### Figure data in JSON
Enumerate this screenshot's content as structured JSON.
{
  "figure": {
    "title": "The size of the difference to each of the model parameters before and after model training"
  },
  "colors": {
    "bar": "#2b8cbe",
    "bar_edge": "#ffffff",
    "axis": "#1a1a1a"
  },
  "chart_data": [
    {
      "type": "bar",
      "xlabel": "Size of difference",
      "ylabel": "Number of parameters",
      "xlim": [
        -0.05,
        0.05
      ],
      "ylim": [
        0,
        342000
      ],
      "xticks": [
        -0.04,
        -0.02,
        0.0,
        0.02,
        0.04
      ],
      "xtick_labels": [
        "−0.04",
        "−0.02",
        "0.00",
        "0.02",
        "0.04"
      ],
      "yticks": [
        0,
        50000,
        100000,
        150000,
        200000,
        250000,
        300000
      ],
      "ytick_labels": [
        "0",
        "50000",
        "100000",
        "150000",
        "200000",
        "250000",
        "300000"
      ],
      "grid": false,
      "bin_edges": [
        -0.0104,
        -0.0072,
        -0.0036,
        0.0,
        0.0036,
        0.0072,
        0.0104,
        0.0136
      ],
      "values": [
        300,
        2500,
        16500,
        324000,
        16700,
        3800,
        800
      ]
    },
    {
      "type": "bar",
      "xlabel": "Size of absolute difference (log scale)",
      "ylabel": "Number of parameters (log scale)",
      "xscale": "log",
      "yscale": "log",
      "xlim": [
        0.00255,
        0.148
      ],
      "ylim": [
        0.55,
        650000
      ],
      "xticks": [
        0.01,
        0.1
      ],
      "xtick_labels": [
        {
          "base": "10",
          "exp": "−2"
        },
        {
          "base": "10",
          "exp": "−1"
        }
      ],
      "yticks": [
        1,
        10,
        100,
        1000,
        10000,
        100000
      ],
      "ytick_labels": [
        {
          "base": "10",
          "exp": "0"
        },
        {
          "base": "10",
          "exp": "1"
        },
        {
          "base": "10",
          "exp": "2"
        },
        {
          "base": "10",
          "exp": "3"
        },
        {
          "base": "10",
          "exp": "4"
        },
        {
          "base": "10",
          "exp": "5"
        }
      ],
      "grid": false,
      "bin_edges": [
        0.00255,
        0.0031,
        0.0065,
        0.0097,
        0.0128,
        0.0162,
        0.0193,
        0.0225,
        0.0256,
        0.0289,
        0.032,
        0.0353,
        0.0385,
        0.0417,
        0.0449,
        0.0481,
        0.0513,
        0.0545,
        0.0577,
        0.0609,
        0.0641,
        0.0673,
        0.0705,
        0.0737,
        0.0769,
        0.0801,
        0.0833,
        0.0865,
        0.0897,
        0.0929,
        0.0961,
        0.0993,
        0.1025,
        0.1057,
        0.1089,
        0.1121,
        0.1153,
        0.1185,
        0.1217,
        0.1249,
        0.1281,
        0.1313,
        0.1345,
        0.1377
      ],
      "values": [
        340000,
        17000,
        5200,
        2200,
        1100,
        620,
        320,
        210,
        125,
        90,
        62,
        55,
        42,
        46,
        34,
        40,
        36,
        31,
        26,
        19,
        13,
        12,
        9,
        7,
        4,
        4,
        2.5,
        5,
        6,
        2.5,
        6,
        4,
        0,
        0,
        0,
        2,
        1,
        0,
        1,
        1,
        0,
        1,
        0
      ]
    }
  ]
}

### GIVEN INSTRUCTION
Copy each line of the data exactly, leaving nothing out.

### ANSWER TO THIS TASK
Enumerate this screenshot's content as structured JSON.
{
  "figure": {
    "title": "The size of the difference to each of the model parameters before and after model training"
  },
  "colors": {
    "bar": "#2b8cbe",
    "bar_edge": "#ffffff",
    "axis": "#1a1a1a"
  },
  "chart_data": [
    {
      "type": "bar",
      "xlabel": "Size of difference",
      "ylabel": "Number of parameters",
      "xlim": [
        -0.05,
        0.05
      ],
      "ylim": [
        0,
        342000
      ],
      "xticks": [
        -0.04,
        -0.02,
        0.0,
        0.02,
        0.04
      ],
      "xtick_labels": [
        "−0.04",
        "−0.02",
        "0.00",
        "0.02",
        "0.04"
      ],
      "yticks": [
        0,
        50000,
        100000,
        150000,
        200000,
        250000,
        300000
      ],
      "ytick_labels": [
        "0",
        "50000",
        "100000",
        "150000",
        "200000",
        "250000",
        "300000"
      ],
      "grid": false,
      "bin_edges": [
        -0.0104,
        -0.0072,
        -0.0036,
        0.0,
        0.0036,
        0.0072,
        0.0104,
        0.0136
      ],
      "values": [
        300,
        2500,
        16500,
        324000,
        16700,
        3800,
        800
      ]
    },
    {
      "type": "bar",
      "xlabel": "Size of absolute difference (log scale)",
      "ylabel": "Number of parameters (log scale)",
      "xscale": "log",
      "yscale": "log",
      "xlim": [
        0.00255,
        0.148
      ],
      "ylim": [
        0.55,
        650000
      ],
      "xticks": [
        0.01,
        0.1
      ],
      "xtick_labels": [
        {
          "base": "10",
          "exp": "−2"
        },
        {
          "base": "10",
          "exp": "−1"
        }
      ],
      "yticks": [
        1,
        10,
        100,
        1000,
        10000,
        100000
      ],
      "ytick_labels": [
        {
          "base": "10",
          "exp": "0"
        },
        {
          "base": "10",
          "exp": "1"
        },
        {
          "base": "10",
          "exp": "2"
        },
        {
          "base": "10",
          "exp": "3"
        },
        {
          "base": "10",
          "exp": "4"
        },
        {
          "base": "10",
          "exp": "5"
        }
      ],
      "grid": false,
      "bin_edges": [
        0.00255,
        0.0031,
        0.0065,
        0.0097,
        0.0128,
        0.0162,
        0.0193,
        0.0225,
        0.0256,
        0.0289,
        0.032,
        0.0353,
        0.0385,
        0.0417,
        0.0449,
        0.0481,
        0.0513,
        0.0545,
        0.0577,
        0.0609,
        0.0641,
        0.0673,
        0.0705,
        0.0737,
        0.0769,
        0.0801,
        0.0833,
        0.0865,
        0.0897,
        0.0929,
        0.0961,
        0.0993,
        0.1025,
        0.1057,
        0.1089,
        0.1121,
        0.1153,
        0.1185,
        0.1217,
        0.1249,
        0.1281,
        0.1313,
        0.1345,
        0.1377
      ],
      "values": [
        340000,
        17000,
        5200,
        2200,
        1100,
        620,
        320,
        210,
        125,
        90,
        62,
        55,
        42,
        46,
        34,
        40,
        36,
        31,
        26,
        19,
        13,
        12,
        9,
        7,
        4,
        4,
        2.5,
        5,
        6,
        2.5,
        6,
        4,
        0,
        0,
        0,
        2,
        1,
        0,
        1,
        1,
        0,
        1,
        0
      ]
    }
  ]
}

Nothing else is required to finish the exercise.